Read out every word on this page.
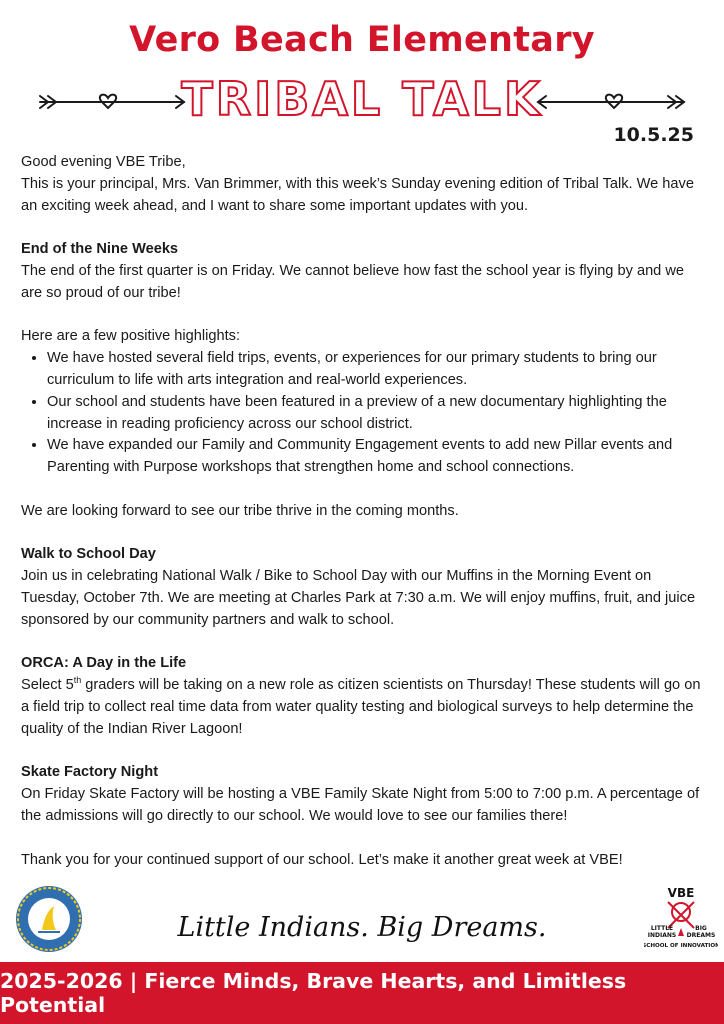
Vero Beach Elementary
TRIBAL TALK
10.5.25

Good evening VBE Tribe,

This is your principal, Mrs. Van Brimmer, with this week’s Sunday evening edition of Tribal Talk. We have an exciting week ahead, and I want to share some important updates with you.

End of the Nine Weeks

The end of the first quarter is on Friday. We cannot believe how fast the school year is flying by and we are so proud of our tribe!

Here are a few positive highlights:

• We have hosted several field trips, events, or experiences for our primary students to bring our curriculum to life with arts integration and real-world experiences.
• Our school and students have been featured in a preview of a new documentary highlighting the increase in reading proficiency across our school district.
• We have expanded our Family and Community Engagement events to add new Pillar events and Parenting with Purpose workshops that strengthen home and school connections.

We are looking forward to see our tribe thrive in the coming months.

Walk to School Day

Join us in celebrating National Walk / Bike to School Day with our Muffins in the Morning Event on Tuesday, October 7th. We are meeting at Charles Park at 7:30 a.m. We will enjoy muffins, fruit, and juice sponsored by our community partners and walk to school.

ORCA: A Day in the Life

Select 5th graders will be taking on a new role as citizen scientists on Thursday! These students will go on a field trip to collect real time data from water quality testing and biological surveys to help determine the quality of the Indian River Lagoon!

Skate Factory Night

On Friday Skate Factory will be hosting a VBE Family Skate Night from 5:00 to 7:00 p.m. A percentage of the admissions will go directly to our school. We would love to see our families there!

Thank you for your continued support of our school. Let’s make it another great week at VBE!

Little Indians. Big Dreams.
VBE
LITTLE
INDIANS
BIG
DREAMS
SCHOOL OF INNOVATION
2025-2026 | Fierce Minds, Brave Hearts, and Limitless Potential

______________________________

» Brief: Copy the data word for word. Pictures do not go in the copy.

» In response:
Read out every word on this page.
Vero Beach Elementary
TRIBAL TALK
10.5.25

Good evening VBE Tribe,

This is your principal, Mrs. Van Brimmer, with this week’s Sunday evening edition of Tribal Talk. We have an exciting week ahead, and I want to share some important updates with you.

End of the Nine Weeks

The end of the first quarter is on Friday. We cannot believe how fast the school year is flying by and we are so proud of our tribe!

Here are a few positive highlights:

• We have hosted several field trips, events, or experiences for our primary students to bring our curriculum to life with arts integration and real-world experiences.
• Our school and students have been featured in a preview of a new documentary highlighting the increase in reading proficiency across our school district.
• We have expanded our Family and Community Engagement events to add new Pillar events and Parenting with Purpose workshops that strengthen home and school connections.

We are looking forward to see our tribe thrive in the coming months.

Walk to School Day

Join us in celebrating National Walk / Bike to School Day with our Muffins in the Morning Event on Tuesday, October 7th. We are meeting at Charles Park at 7:30 a.m. We will enjoy muffins, fruit, and juice sponsored by our community partners and walk to school.

ORCA: A Day in the Life

Select 5th graders will be taking on a new role as citizen scientists on Thursday! These students will go on a field trip to collect real time data from water quality testing and biological surveys to help determine the quality of the Indian River Lagoon!

Skate Factory Night

On Friday Skate Factory will be hosting a VBE Family Skate Night from 5:00 to 7:00 p.m. A percentage of the admissions will go directly to our school. We would love to see our families there!

Thank you for your continued support of our school. Let’s make it another great week at VBE!

Little Indians. Big Dreams.
VBE
LITTLE
INDIANS
BIG
DREAMS
SCHOOL OF INNOVATION
2025-2026 | Fierce Minds, Brave Hearts, and Limitless Potential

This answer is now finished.